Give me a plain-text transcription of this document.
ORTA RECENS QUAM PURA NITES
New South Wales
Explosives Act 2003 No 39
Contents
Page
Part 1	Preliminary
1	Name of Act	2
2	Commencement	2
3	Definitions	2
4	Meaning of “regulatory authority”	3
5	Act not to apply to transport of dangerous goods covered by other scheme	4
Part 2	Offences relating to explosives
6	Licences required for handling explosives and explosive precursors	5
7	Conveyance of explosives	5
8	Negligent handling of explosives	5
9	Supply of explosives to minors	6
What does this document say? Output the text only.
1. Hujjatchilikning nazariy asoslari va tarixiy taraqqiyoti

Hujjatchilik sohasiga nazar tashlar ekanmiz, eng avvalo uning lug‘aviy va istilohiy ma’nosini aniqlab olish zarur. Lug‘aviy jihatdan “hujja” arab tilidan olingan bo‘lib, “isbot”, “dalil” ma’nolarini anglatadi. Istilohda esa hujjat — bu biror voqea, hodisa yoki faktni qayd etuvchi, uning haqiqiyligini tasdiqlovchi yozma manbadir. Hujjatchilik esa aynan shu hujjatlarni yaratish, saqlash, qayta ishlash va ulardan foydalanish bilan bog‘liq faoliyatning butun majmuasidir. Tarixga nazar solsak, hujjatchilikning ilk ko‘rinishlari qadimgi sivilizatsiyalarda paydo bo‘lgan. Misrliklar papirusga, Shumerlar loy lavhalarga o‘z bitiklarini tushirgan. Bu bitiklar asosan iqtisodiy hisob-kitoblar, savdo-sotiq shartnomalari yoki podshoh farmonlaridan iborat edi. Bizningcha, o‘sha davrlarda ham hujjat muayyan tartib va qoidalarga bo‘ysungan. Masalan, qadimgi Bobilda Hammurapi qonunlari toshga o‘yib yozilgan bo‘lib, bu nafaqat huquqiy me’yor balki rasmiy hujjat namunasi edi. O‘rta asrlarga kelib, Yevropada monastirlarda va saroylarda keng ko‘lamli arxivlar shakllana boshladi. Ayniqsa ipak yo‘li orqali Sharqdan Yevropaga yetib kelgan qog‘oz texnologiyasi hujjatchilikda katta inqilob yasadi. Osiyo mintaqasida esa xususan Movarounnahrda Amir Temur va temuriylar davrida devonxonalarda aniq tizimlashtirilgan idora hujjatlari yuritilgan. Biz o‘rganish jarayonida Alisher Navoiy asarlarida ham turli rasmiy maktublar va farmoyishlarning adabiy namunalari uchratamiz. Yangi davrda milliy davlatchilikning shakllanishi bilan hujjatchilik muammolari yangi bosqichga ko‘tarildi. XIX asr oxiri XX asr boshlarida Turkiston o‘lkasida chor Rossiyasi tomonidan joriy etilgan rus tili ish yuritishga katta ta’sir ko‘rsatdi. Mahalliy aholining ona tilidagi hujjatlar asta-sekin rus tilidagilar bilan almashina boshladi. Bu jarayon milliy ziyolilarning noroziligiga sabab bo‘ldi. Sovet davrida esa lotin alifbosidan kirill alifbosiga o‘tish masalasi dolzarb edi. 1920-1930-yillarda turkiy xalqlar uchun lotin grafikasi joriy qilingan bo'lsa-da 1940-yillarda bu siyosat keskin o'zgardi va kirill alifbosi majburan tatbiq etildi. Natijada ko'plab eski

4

────────

▶ [What you will do]
From the data above, copy each line that has the string "this".

▶ [Written solution]
Give me a plain-text transcription of this document.
What does this document say? Output the text only.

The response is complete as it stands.